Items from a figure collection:
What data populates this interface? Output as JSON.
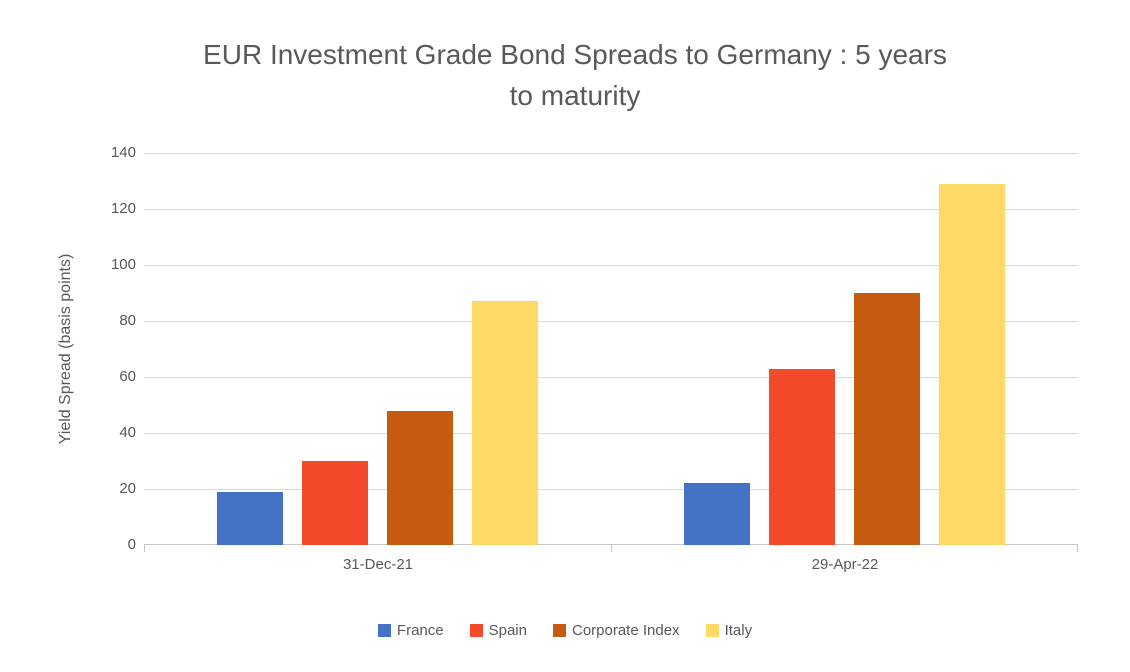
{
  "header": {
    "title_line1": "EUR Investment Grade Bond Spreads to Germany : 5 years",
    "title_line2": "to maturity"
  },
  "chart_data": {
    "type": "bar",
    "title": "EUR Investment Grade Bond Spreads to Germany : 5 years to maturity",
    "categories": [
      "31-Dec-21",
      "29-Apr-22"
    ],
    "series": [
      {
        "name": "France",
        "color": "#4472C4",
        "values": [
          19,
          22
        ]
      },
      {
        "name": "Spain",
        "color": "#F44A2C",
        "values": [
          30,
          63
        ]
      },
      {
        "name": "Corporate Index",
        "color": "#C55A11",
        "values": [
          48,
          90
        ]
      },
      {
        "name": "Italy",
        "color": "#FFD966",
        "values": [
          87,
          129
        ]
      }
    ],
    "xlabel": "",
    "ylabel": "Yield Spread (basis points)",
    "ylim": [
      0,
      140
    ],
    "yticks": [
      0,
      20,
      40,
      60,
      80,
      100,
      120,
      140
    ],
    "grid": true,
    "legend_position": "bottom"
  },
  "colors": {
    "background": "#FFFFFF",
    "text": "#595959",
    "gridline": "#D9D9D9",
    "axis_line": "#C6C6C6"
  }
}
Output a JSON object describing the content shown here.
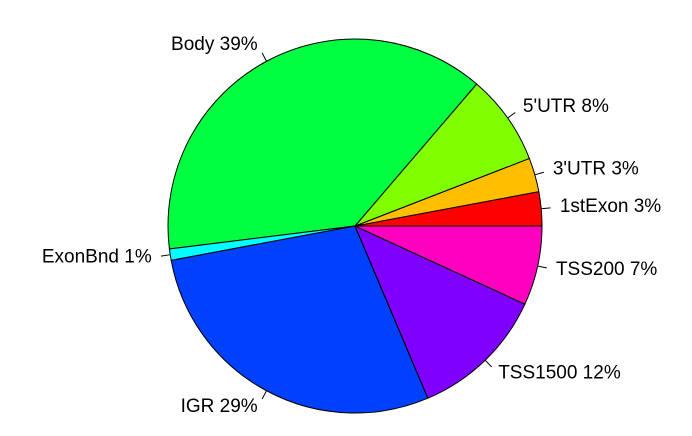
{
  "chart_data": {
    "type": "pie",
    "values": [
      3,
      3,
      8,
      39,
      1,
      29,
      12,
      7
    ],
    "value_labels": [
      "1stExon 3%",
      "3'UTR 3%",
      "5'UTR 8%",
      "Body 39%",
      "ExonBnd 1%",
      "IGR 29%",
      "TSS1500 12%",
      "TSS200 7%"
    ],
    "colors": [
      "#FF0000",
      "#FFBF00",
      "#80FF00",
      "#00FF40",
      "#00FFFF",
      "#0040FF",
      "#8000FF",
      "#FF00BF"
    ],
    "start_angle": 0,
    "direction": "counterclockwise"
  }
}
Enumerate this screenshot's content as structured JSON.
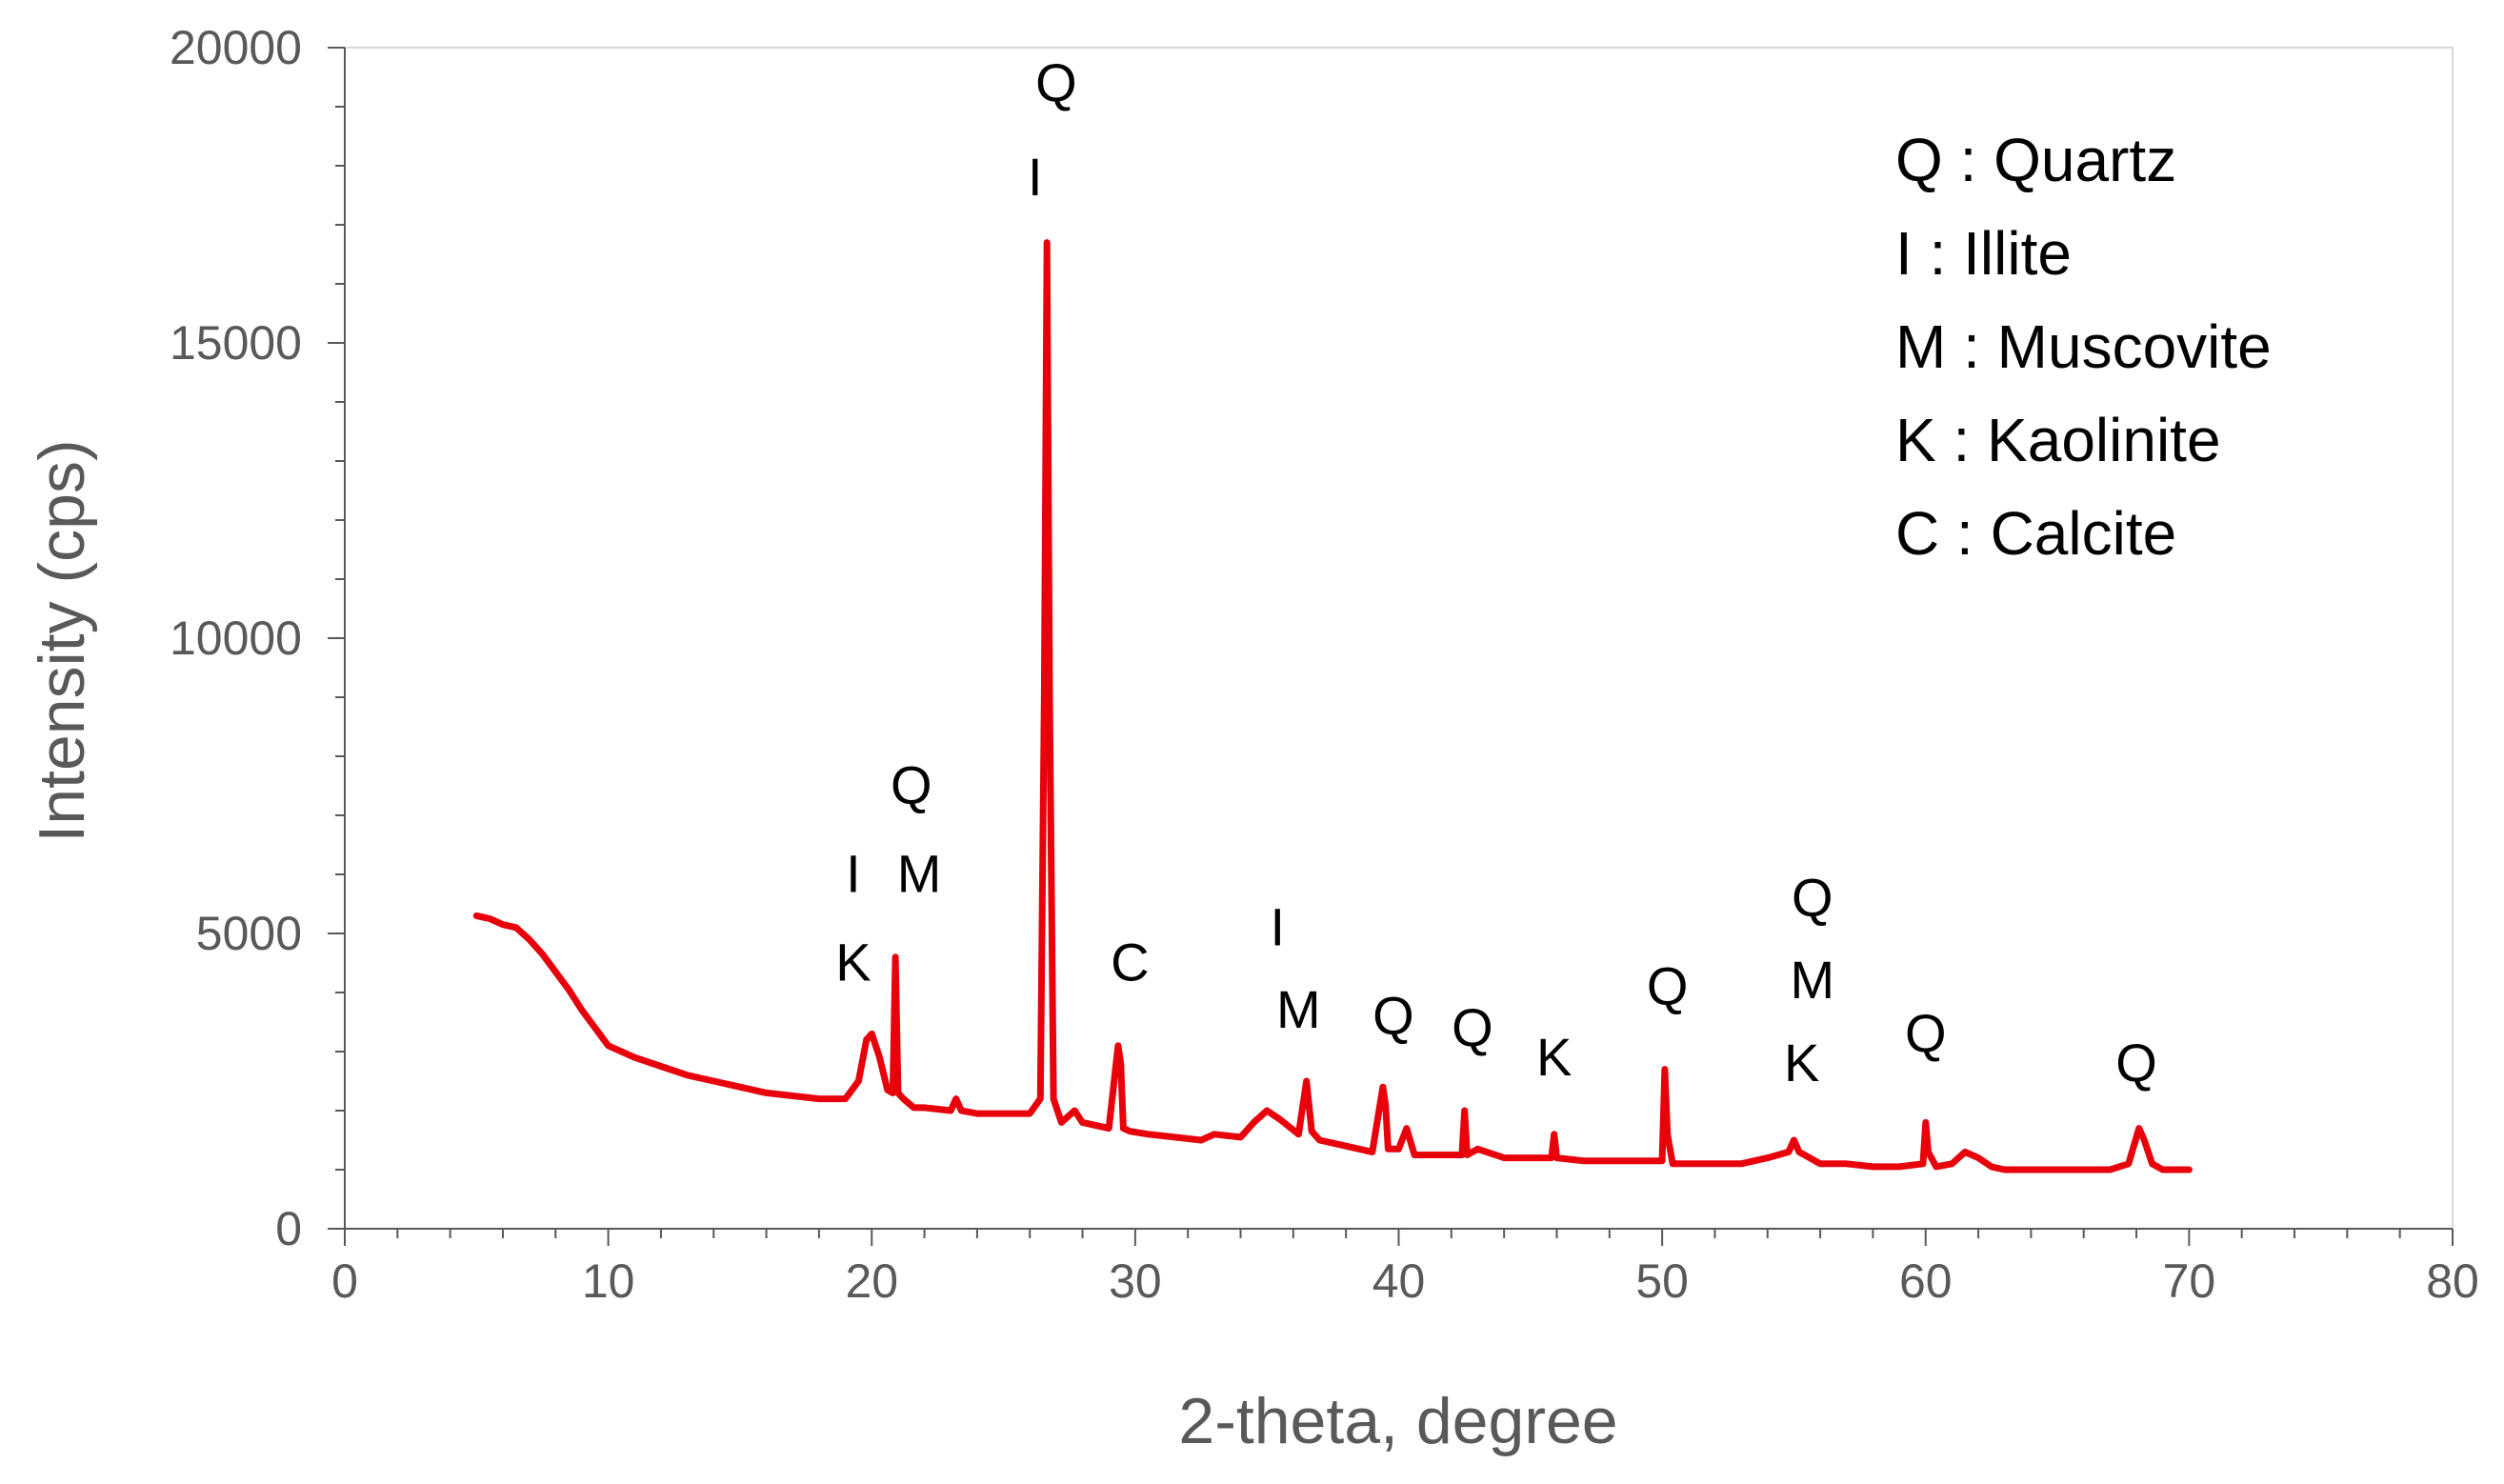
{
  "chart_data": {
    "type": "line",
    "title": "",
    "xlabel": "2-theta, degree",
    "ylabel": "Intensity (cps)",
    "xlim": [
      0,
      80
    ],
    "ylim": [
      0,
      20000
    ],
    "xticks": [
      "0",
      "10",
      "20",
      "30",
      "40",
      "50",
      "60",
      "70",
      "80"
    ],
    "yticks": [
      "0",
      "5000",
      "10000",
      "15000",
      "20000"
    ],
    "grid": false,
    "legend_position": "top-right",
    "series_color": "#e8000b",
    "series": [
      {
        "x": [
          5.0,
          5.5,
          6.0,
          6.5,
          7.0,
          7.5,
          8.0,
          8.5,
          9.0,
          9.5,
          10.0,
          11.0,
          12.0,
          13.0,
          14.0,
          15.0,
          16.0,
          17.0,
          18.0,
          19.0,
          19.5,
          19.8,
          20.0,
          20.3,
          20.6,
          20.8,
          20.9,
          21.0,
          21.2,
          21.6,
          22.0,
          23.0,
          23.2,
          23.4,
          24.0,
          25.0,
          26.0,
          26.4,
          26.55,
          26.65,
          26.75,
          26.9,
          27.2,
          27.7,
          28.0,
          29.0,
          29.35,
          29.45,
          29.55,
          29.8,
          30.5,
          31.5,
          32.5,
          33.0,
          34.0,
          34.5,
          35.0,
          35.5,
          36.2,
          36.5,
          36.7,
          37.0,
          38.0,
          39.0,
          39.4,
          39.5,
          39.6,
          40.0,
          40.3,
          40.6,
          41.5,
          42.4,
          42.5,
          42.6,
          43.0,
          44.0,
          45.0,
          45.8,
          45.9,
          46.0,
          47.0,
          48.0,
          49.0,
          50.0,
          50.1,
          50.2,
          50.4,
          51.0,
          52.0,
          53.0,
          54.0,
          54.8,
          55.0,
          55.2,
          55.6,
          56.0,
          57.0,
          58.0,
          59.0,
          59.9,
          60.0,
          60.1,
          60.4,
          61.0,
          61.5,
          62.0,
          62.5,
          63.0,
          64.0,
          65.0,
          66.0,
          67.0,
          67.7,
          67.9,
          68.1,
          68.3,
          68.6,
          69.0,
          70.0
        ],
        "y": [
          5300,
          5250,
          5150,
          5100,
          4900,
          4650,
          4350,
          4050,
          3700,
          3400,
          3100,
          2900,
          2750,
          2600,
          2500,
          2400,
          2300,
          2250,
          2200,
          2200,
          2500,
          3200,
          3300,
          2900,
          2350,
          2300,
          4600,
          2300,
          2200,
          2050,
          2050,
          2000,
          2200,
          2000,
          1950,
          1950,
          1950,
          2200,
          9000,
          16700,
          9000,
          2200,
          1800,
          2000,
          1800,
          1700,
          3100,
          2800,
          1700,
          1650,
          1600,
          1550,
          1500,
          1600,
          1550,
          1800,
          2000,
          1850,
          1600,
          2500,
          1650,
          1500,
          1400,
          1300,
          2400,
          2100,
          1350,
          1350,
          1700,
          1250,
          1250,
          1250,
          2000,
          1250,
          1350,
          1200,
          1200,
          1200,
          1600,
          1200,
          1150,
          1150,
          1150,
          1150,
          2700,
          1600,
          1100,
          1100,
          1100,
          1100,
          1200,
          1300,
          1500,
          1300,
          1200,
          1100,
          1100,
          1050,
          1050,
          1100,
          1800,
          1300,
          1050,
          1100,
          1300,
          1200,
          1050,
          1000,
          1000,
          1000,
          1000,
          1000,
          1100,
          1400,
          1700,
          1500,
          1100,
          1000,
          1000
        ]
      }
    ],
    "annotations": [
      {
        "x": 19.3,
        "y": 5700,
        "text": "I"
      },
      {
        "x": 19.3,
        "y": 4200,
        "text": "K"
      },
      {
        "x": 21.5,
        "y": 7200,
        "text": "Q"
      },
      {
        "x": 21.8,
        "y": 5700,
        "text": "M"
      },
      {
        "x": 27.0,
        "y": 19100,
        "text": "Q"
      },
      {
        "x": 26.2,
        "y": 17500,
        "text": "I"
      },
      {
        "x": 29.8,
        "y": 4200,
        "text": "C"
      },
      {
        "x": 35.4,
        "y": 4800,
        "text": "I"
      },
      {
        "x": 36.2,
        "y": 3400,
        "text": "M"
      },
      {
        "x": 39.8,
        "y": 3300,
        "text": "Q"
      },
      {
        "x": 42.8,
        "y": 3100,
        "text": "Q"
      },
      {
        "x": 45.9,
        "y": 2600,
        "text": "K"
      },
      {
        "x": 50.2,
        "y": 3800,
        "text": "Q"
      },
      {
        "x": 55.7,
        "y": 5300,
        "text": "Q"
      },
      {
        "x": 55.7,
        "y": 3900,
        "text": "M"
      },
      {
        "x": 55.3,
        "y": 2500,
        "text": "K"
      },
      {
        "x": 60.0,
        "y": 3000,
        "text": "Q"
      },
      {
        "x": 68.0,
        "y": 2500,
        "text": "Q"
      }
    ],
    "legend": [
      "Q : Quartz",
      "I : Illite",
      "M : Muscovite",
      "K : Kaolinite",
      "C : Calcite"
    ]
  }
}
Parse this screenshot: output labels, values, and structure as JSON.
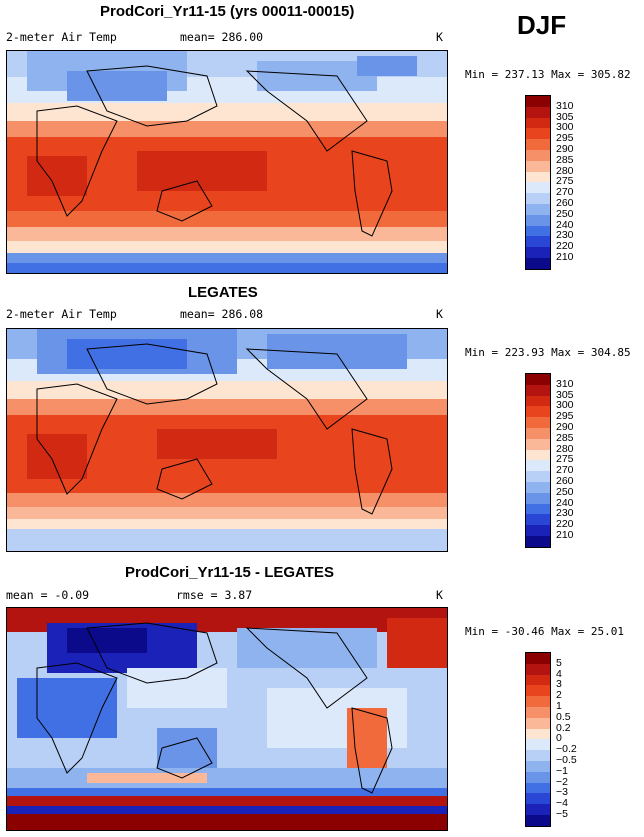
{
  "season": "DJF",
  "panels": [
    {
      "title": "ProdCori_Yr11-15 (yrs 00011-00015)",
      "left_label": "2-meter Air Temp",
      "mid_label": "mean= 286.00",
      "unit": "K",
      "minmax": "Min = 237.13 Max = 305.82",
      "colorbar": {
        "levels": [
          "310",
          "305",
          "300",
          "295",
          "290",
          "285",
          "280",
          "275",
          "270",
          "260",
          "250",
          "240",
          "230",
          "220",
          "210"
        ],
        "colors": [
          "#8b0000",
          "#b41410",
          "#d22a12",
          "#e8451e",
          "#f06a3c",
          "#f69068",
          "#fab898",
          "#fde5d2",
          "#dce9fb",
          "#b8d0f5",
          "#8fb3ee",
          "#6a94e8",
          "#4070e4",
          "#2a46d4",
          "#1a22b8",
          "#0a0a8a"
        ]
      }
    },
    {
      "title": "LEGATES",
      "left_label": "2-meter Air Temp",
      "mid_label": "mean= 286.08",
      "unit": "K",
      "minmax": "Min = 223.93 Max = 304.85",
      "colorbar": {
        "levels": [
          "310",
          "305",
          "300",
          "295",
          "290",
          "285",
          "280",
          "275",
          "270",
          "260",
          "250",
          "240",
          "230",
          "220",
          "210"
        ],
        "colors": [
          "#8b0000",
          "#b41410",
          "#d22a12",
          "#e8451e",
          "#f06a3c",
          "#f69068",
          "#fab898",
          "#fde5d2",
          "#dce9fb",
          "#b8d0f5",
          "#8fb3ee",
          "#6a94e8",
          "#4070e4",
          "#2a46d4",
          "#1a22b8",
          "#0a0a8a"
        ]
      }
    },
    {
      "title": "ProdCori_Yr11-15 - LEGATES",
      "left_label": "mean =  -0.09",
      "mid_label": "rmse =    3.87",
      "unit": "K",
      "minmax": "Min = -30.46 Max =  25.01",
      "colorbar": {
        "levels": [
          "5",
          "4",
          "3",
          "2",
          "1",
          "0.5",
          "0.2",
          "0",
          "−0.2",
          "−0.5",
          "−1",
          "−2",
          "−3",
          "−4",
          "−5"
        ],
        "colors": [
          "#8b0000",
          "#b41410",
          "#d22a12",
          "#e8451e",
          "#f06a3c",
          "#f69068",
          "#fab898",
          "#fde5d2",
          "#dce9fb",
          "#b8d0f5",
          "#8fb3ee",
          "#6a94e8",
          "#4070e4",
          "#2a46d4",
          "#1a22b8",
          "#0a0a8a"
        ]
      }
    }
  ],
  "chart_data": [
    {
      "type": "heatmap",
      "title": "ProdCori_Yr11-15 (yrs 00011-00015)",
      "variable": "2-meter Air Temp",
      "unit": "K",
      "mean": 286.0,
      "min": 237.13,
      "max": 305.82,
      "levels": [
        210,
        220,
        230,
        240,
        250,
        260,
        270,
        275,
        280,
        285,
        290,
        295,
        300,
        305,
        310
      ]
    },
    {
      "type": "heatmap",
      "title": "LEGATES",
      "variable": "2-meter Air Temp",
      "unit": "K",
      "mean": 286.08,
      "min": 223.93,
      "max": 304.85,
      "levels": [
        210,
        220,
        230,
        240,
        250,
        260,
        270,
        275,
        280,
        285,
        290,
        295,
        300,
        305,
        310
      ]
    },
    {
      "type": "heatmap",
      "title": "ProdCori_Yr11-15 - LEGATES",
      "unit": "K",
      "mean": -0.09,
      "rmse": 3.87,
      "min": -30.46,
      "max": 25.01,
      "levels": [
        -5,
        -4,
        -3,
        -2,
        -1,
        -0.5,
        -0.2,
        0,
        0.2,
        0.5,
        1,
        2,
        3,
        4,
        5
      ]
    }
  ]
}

SHORT PROBLEM:
Each line in the entries above that includes the string "Bond" should be extracted.

ANSWER TO THE PROBLEM:
    "title_line1": "EUR Investment Grade Bond Spreads to Germany : 5 years",
    "title": "EUR Investment Grade Bond Spreads to Germany : 5 years to maturity",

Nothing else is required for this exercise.